> _TASK_
Search the entries below. Return every line that has "subtitle" in it.

+++ MATERIAL PROVIDED +++

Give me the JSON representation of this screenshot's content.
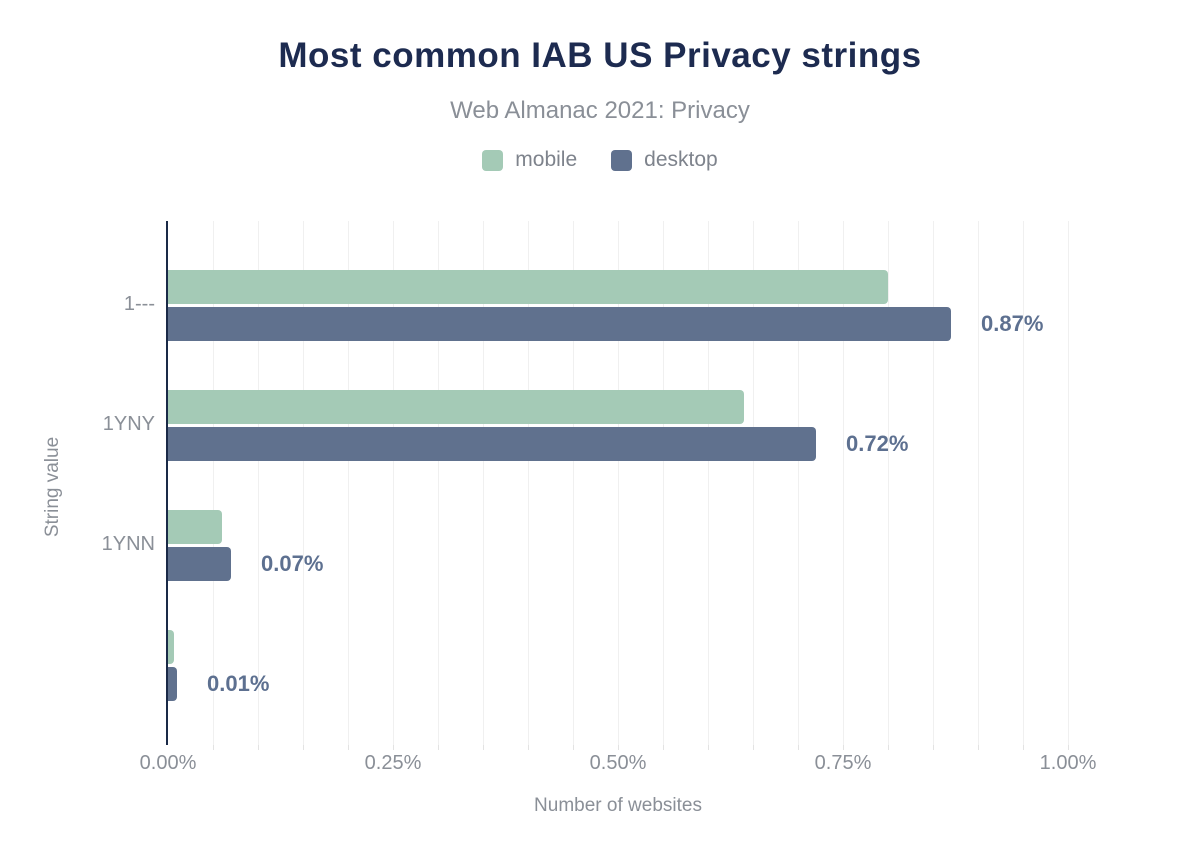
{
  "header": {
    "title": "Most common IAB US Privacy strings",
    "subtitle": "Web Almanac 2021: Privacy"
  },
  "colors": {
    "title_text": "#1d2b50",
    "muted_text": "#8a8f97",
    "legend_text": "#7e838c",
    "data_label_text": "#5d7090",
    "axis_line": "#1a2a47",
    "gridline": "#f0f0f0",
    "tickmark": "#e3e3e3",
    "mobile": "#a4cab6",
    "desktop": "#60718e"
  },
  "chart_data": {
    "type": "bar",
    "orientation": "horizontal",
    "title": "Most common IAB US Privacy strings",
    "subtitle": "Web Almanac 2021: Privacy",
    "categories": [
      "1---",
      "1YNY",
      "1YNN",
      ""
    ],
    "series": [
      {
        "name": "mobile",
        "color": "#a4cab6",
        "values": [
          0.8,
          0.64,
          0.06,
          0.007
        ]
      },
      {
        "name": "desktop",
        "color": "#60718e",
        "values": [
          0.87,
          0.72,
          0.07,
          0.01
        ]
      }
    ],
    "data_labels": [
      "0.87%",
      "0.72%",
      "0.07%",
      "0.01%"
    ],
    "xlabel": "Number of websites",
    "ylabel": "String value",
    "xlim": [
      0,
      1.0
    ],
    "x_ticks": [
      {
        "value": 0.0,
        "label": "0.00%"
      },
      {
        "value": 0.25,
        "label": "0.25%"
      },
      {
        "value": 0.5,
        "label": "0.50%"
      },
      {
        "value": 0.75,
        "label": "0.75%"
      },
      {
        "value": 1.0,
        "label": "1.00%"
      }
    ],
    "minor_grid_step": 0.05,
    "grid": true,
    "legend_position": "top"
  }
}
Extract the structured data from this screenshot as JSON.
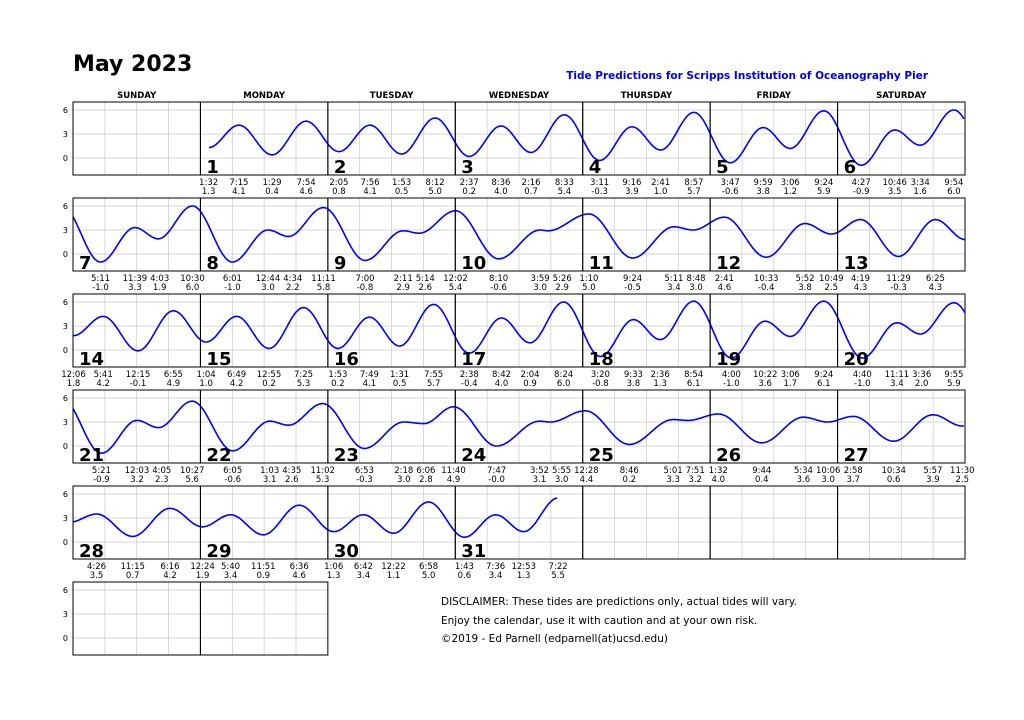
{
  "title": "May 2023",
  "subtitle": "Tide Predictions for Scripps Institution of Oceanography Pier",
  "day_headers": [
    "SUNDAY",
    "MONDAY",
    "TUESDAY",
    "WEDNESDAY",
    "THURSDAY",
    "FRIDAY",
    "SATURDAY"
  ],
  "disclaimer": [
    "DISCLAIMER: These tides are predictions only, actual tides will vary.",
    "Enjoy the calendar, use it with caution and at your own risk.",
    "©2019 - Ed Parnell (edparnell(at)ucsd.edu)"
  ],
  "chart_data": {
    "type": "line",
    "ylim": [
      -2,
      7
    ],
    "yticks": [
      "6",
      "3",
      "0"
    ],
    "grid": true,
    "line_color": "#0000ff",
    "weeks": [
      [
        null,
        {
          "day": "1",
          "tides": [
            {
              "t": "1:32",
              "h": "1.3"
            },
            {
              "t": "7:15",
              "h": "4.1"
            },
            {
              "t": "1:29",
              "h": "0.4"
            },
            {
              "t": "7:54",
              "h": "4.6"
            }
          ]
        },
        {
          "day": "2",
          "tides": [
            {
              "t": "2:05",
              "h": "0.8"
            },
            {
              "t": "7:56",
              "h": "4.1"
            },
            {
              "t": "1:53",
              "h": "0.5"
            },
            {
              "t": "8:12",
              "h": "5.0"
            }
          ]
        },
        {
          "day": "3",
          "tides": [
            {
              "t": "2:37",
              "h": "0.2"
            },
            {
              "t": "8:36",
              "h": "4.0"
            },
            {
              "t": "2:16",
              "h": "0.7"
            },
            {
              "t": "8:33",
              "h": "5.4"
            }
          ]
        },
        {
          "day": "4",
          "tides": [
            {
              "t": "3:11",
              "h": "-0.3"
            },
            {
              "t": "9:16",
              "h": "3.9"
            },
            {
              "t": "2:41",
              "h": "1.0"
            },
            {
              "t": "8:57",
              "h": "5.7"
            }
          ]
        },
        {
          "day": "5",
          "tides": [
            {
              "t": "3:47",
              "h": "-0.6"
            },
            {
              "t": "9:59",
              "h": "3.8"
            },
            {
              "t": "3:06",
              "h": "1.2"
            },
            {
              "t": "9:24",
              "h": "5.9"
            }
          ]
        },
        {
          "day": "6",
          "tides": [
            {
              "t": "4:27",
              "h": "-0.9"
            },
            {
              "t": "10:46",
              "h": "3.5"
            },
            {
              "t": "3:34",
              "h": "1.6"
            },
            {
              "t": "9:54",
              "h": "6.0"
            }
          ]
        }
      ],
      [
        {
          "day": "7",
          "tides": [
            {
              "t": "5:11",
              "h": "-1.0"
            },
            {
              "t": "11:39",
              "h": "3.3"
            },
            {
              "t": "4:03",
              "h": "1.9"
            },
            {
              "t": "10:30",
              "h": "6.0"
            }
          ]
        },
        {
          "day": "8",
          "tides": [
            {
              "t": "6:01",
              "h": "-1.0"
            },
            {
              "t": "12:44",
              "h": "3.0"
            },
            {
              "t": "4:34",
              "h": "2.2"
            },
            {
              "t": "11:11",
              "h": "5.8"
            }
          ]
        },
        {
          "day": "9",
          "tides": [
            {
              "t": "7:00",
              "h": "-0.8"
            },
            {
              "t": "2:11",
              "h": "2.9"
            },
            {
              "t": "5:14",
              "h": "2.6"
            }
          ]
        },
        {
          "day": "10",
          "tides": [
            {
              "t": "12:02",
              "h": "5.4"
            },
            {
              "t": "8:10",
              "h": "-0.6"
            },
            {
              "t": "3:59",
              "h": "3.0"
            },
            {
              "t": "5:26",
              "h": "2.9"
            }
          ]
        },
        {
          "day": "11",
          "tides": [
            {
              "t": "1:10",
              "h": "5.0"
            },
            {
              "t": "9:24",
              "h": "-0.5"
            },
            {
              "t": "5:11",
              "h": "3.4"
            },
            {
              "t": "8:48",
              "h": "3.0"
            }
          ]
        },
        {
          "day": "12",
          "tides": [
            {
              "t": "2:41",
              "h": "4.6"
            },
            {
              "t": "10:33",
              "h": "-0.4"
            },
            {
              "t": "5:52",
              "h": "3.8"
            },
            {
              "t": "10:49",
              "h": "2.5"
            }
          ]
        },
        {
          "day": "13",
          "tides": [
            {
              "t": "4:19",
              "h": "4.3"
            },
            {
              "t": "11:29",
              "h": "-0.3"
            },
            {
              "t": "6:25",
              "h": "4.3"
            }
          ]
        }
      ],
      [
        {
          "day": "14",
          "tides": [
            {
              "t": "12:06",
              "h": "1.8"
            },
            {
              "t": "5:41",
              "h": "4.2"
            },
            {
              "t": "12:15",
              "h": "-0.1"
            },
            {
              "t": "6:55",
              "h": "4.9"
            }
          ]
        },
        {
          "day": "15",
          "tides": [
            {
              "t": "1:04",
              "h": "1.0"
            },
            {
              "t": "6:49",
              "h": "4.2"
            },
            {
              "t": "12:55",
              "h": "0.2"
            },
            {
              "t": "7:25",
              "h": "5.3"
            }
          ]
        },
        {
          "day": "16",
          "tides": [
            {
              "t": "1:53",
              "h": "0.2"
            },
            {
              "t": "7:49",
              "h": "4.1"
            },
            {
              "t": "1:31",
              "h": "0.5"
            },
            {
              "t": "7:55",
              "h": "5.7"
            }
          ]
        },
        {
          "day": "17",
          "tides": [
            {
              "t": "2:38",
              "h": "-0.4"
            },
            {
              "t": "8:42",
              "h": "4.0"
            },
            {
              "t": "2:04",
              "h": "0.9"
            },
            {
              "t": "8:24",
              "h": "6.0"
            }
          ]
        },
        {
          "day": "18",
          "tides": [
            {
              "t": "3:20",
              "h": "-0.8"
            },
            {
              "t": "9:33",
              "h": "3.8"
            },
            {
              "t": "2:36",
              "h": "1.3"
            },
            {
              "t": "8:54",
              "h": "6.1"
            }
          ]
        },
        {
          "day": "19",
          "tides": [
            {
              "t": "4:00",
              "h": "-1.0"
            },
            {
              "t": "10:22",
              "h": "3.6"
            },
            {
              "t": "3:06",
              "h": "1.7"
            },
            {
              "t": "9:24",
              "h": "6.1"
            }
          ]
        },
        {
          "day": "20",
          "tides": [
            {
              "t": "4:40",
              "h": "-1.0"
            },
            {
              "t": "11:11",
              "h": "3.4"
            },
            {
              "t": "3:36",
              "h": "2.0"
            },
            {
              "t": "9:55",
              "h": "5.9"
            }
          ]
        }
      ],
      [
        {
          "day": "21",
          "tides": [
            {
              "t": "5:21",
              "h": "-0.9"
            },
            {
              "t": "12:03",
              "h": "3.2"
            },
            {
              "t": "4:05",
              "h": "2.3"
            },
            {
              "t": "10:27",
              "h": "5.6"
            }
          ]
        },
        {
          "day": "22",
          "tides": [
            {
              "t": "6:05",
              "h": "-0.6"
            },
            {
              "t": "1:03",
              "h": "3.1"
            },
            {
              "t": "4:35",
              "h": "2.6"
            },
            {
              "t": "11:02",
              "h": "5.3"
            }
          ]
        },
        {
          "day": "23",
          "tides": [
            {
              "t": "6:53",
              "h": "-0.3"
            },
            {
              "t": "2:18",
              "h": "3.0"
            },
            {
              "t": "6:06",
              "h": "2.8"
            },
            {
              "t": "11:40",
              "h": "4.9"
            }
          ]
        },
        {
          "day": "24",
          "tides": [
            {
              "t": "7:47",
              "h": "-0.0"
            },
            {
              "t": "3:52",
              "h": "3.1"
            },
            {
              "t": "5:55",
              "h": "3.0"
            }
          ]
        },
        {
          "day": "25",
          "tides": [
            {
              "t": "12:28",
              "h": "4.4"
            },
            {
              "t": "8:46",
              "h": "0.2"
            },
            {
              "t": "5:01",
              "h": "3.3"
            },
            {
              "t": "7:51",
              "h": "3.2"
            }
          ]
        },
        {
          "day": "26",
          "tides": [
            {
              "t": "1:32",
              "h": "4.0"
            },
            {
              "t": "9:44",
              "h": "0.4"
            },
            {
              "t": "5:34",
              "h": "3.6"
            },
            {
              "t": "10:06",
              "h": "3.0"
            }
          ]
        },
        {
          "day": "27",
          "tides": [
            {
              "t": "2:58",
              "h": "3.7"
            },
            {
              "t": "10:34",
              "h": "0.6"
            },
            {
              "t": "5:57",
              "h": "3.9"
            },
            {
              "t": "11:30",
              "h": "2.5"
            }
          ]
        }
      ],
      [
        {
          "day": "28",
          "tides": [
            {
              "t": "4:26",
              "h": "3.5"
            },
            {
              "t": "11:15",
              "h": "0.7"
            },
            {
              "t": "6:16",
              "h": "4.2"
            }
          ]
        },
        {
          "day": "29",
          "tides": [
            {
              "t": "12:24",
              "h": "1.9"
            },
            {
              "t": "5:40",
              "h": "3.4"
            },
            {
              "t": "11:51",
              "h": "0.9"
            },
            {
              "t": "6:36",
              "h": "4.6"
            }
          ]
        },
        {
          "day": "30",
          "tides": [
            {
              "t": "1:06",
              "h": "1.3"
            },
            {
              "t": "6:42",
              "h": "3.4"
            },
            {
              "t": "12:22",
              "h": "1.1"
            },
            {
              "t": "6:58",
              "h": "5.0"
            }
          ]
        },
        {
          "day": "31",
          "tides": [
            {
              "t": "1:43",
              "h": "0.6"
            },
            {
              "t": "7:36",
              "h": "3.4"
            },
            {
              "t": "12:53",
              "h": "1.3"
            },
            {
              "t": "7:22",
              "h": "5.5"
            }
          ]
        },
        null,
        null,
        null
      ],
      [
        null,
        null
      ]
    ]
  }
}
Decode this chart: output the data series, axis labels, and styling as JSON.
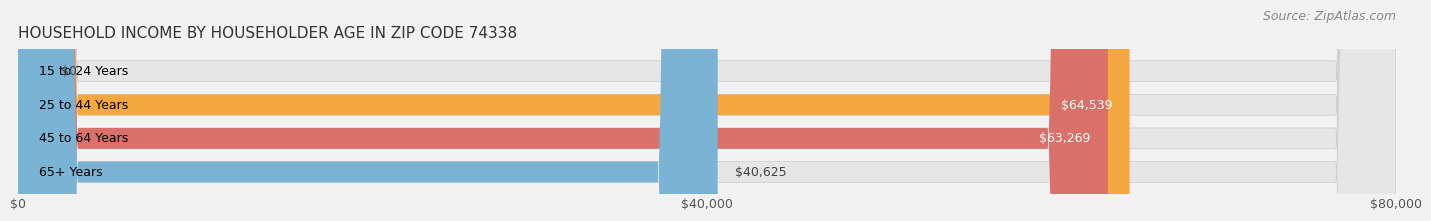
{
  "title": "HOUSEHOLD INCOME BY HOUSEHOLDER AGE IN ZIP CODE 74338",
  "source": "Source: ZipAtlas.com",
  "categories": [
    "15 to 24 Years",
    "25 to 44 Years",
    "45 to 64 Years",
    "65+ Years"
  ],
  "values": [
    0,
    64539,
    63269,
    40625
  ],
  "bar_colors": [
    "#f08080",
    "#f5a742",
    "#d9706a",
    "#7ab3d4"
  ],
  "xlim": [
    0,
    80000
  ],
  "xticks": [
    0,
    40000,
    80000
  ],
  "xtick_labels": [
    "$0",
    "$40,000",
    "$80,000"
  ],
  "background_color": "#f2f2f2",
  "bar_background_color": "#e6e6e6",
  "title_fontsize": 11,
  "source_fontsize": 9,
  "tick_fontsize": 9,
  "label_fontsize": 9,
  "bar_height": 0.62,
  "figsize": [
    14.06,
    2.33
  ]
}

+++

> _COMPLETED TASK_
    "subtitle": "Web Almanac 2021: Privacy"
    "subtitle": "Web Almanac 2021: Privacy",
  "subtitle": "Tide Predictions for Scripps Institution of Oceanography Pier",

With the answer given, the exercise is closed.